> WRITTEN EXERCISE:
Pull each line holding "this" out of the entries below.

Source data:
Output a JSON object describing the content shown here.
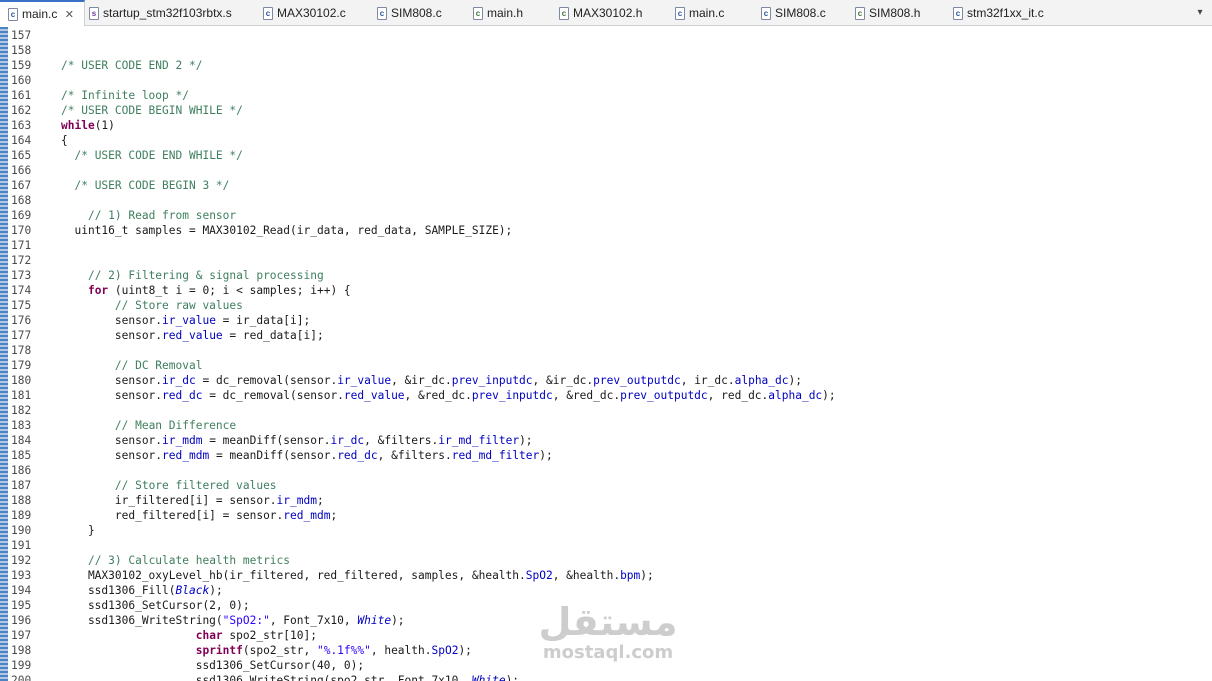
{
  "tabs": [
    {
      "label": "main.c",
      "icon": "c-file-icon",
      "active": true,
      "closable": true
    },
    {
      "label": "startup_stm32f103rbtx.s",
      "icon": "asm-file-icon"
    },
    {
      "label": "MAX30102.c",
      "icon": "c-file-icon"
    },
    {
      "label": "SIM808.c",
      "icon": "c-file-icon"
    },
    {
      "label": "main.h",
      "icon": "h-file-icon"
    },
    {
      "label": "MAX30102.h",
      "icon": "h-file-icon"
    },
    {
      "label": "main.c",
      "icon": "c-file-icon"
    },
    {
      "label": "SIM808.c",
      "icon": "c-file-icon"
    },
    {
      "label": "SIM808.h",
      "icon": "h-file-icon"
    },
    {
      "label": "stm32f1xx_it.c",
      "icon": "c-file-icon"
    }
  ],
  "tab_menu_icon": "chevron-down-icon",
  "colors": {
    "comment": "#3f7f5f",
    "keyword": "#7f0055",
    "field": "#0000c0",
    "string": "#2a00ff",
    "active_tab_accent": "#3a70c8"
  },
  "code": {
    "first_line": 157,
    "lines": [
      [],
      [],
      [
        [
          "cm",
          "/* USER CODE END 2 */"
        ]
      ],
      [],
      [
        [
          "cm",
          "/* Infinite loop */"
        ]
      ],
      [
        [
          "cm",
          "/* USER CODE BEGIN WHILE */"
        ]
      ],
      [
        [
          "kw",
          "while"
        ],
        [
          "",
          "(1)"
        ]
      ],
      [
        [
          "",
          "{"
        ]
      ],
      [
        [
          "",
          "  "
        ],
        [
          "cm",
          "/* USER CODE END WHILE */"
        ]
      ],
      [],
      [
        [
          "",
          "  "
        ],
        [
          "cm",
          "/* USER CODE BEGIN 3 */"
        ]
      ],
      [],
      [
        [
          "",
          "    "
        ],
        [
          "cm",
          "// 1) Read from sensor"
        ]
      ],
      [
        [
          "",
          "  uint16_t samples = MAX30102_Read(ir_data, red_data, SAMPLE_SIZE);"
        ]
      ],
      [],
      [],
      [
        [
          "",
          "    "
        ],
        [
          "cm",
          "// 2) Filtering & signal processing"
        ]
      ],
      [
        [
          "",
          "    "
        ],
        [
          "kw",
          "for"
        ],
        [
          "",
          " (uint8_t i = 0; i < samples; i++) {"
        ]
      ],
      [
        [
          "",
          "        "
        ],
        [
          "cm",
          "// Store raw values"
        ]
      ],
      [
        [
          "",
          "        sensor."
        ],
        [
          "fld",
          "ir_value"
        ],
        [
          "",
          " = ir_data[i];"
        ]
      ],
      [
        [
          "",
          "        sensor."
        ],
        [
          "fld",
          "red_value"
        ],
        [
          "",
          " = red_data[i];"
        ]
      ],
      [],
      [
        [
          "",
          "        "
        ],
        [
          "cm",
          "// DC Removal"
        ]
      ],
      [
        [
          "",
          "        sensor."
        ],
        [
          "fld",
          "ir_dc"
        ],
        [
          "",
          " = dc_removal(sensor."
        ],
        [
          "fld",
          "ir_value"
        ],
        [
          "",
          ", &ir_dc."
        ],
        [
          "fld",
          "prev_inputdc"
        ],
        [
          "",
          ", &ir_dc."
        ],
        [
          "fld",
          "prev_outputdc"
        ],
        [
          "",
          ", ir_dc."
        ],
        [
          "fld",
          "alpha_dc"
        ],
        [
          "",
          ");"
        ]
      ],
      [
        [
          "",
          "        sensor."
        ],
        [
          "fld",
          "red_dc"
        ],
        [
          "",
          " = dc_removal(sensor."
        ],
        [
          "fld",
          "red_value"
        ],
        [
          "",
          ", &red_dc."
        ],
        [
          "fld",
          "prev_inputdc"
        ],
        [
          "",
          ", &red_dc."
        ],
        [
          "fld",
          "prev_outputdc"
        ],
        [
          "",
          ", red_dc."
        ],
        [
          "fld",
          "alpha_dc"
        ],
        [
          "",
          ");"
        ]
      ],
      [],
      [
        [
          "",
          "        "
        ],
        [
          "cm",
          "// Mean Difference"
        ]
      ],
      [
        [
          "",
          "        sensor."
        ],
        [
          "fld",
          "ir_mdm"
        ],
        [
          "",
          " = meanDiff(sensor."
        ],
        [
          "fld",
          "ir_dc"
        ],
        [
          "",
          ", &filters."
        ],
        [
          "fld",
          "ir_md_filter"
        ],
        [
          "",
          ");"
        ]
      ],
      [
        [
          "",
          "        sensor."
        ],
        [
          "fld",
          "red_mdm"
        ],
        [
          "",
          " = meanDiff(sensor."
        ],
        [
          "fld",
          "red_dc"
        ],
        [
          "",
          ", &filters."
        ],
        [
          "fld",
          "red_md_filter"
        ],
        [
          "",
          ");"
        ]
      ],
      [],
      [
        [
          "",
          "        "
        ],
        [
          "cm",
          "// Store filtered values"
        ]
      ],
      [
        [
          "",
          "        ir_filtered[i] = sensor."
        ],
        [
          "fld",
          "ir_mdm"
        ],
        [
          "",
          ";"
        ]
      ],
      [
        [
          "",
          "        red_filtered[i] = sensor."
        ],
        [
          "fld",
          "red_mdm"
        ],
        [
          "",
          ";"
        ]
      ],
      [
        [
          "",
          "    }"
        ]
      ],
      [],
      [
        [
          "",
          "    "
        ],
        [
          "cm",
          "// 3) Calculate health metrics"
        ]
      ],
      [
        [
          "",
          "    MAX30102_oxyLevel_hb(ir_filtered, red_filtered, samples, &health."
        ],
        [
          "fld",
          "SpO2"
        ],
        [
          "",
          ", &health."
        ],
        [
          "fld",
          "bpm"
        ],
        [
          "",
          ");"
        ]
      ],
      [
        [
          "",
          "    ssd1306_Fill("
        ],
        [
          "itl",
          "Black"
        ],
        [
          "",
          ");"
        ]
      ],
      [
        [
          "",
          "    ssd1306_SetCursor(2, 0);"
        ]
      ],
      [
        [
          "",
          "    ssd1306_WriteString("
        ],
        [
          "str",
          "\"SpO2:\""
        ],
        [
          "",
          ", Font_7x10, "
        ],
        [
          "itl",
          "White"
        ],
        [
          "",
          ");"
        ]
      ],
      [
        [
          "",
          "                    "
        ],
        [
          "kw",
          "char"
        ],
        [
          "",
          " spo2_str[10];"
        ]
      ],
      [
        [
          "",
          "                    "
        ],
        [
          "kw",
          "sprintf"
        ],
        [
          "",
          "(spo2_str, "
        ],
        [
          "str",
          "\"%.1f%%\""
        ],
        [
          "",
          ", health."
        ],
        [
          "fld",
          "SpO2"
        ],
        [
          "",
          ");"
        ]
      ],
      [
        [
          "",
          "                    ssd1306_SetCursor(40, 0);"
        ]
      ],
      [
        [
          "",
          "                    ssd1306_WriteString(spo2_str, Font_7x10, "
        ],
        [
          "itl",
          "White"
        ],
        [
          "",
          ");"
        ]
      ]
    ]
  },
  "watermark": {
    "arabic": "مستقل",
    "latin": "mostaql.com"
  }
}
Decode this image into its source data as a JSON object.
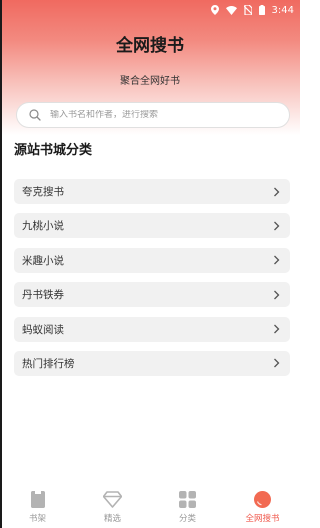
{
  "status_bar": {
    "time": "3:44"
  },
  "header": {
    "title": "全网搜书",
    "subtitle": "聚合全网好书"
  },
  "search": {
    "placeholder": "输入书名和作者，进行搜索"
  },
  "section": {
    "title": "源站书城分类"
  },
  "categories": [
    {
      "label": "夸克搜书"
    },
    {
      "label": "九桃小说"
    },
    {
      "label": "米趣小说"
    },
    {
      "label": "丹书铁券"
    },
    {
      "label": "蚂蚁阅读"
    },
    {
      "label": "热门排行榜"
    }
  ],
  "tabs": [
    {
      "label": "书架",
      "icon": "bookshelf-icon",
      "active": false
    },
    {
      "label": "精选",
      "icon": "diamond-icon",
      "active": false
    },
    {
      "label": "分类",
      "icon": "grid-icon",
      "active": false
    },
    {
      "label": "全网搜书",
      "icon": "search-globe-icon",
      "active": true
    }
  ],
  "colors": {
    "accent": "#f05a4e",
    "header_gradient_top": "#f06a60",
    "inactive": "#9a9a9a"
  }
}
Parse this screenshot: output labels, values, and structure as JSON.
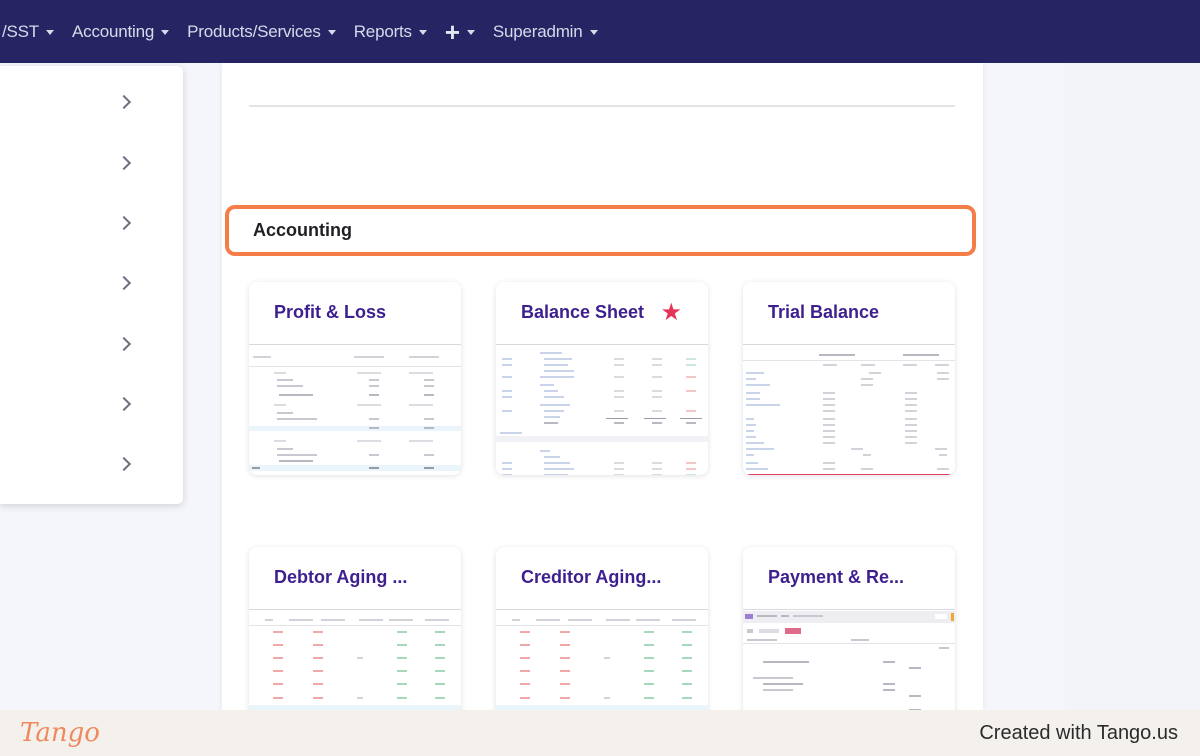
{
  "nav": {
    "items": [
      {
        "label": "/SST",
        "caret": true
      },
      {
        "label": "Accounting",
        "caret": true
      },
      {
        "label": "Products/Services",
        "caret": true
      },
      {
        "label": "Reports",
        "caret": true
      },
      {
        "label": "+",
        "caret": true
      },
      {
        "label": "Superadmin",
        "caret": true
      }
    ]
  },
  "section": {
    "title": "Accounting"
  },
  "cards": [
    {
      "title": "Profit & Loss",
      "favorite": false
    },
    {
      "title": "Balance Sheet",
      "favorite": true
    },
    {
      "title": "Trial Balance",
      "favorite": false
    },
    {
      "title": "Debtor Aging ...",
      "favorite": false
    },
    {
      "title": "Creditor Aging...",
      "favorite": false
    },
    {
      "title": "Payment & Re...",
      "favorite": false
    }
  ],
  "footer": {
    "logo": "Tango",
    "created": "Created with Tango.us"
  },
  "colors": {
    "nav_bg": "#262463",
    "highlight": "#f47d48",
    "card_title": "#3e1f8f",
    "star": "#e53457"
  },
  "icons": {
    "star": "star-icon",
    "chevron": "chevron-right-icon",
    "caret": "caret-down-icon"
  }
}
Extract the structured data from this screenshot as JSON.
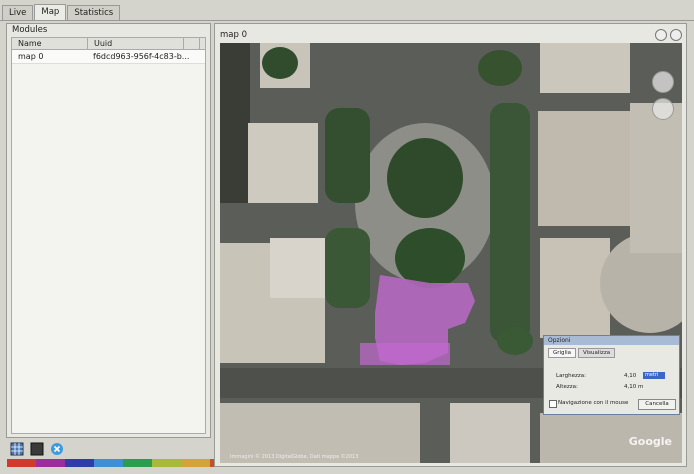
{
  "tabs": [
    {
      "label": "Live"
    },
    {
      "label": "Map"
    },
    {
      "label": "Statistics"
    }
  ],
  "modules": {
    "title": "Modules",
    "columns": [
      "Name",
      "Uuid"
    ],
    "rows": [
      {
        "name": "map 0",
        "uuid": "f6dcd963-956f-4c83-b..."
      }
    ]
  },
  "map": {
    "title": "map 0",
    "attribution": "Immagini © 2013 DigitalGlobe, Dati mappa ©2013",
    "logo": "Google"
  },
  "dialog": {
    "title": "Opzioni",
    "tabs": [
      "Griglia",
      "Visualizza"
    ],
    "fields": [
      {
        "label": "Larghezza:",
        "value": "4,10",
        "unit": "metri"
      },
      {
        "label": "Altezza:",
        "value": "4,10 m"
      }
    ],
    "checkbox_label": "Navigazione con il mouse",
    "button_label": "Cancella"
  },
  "colors": {
    "strip": [
      "#d03a2d",
      "#9b2e9b",
      "#2d3ea8",
      "#3f8fd4",
      "#2a9d4e",
      "#a7b83b",
      "#d3a23a",
      "#c54f2a",
      "#b82027"
    ]
  }
}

> TASK OUTPUT:
Decode this image into its source data as a JSON object.
Parse this screenshot: output labels, values, and structure as JSON.
Extract the structured data from this screenshot as JSON.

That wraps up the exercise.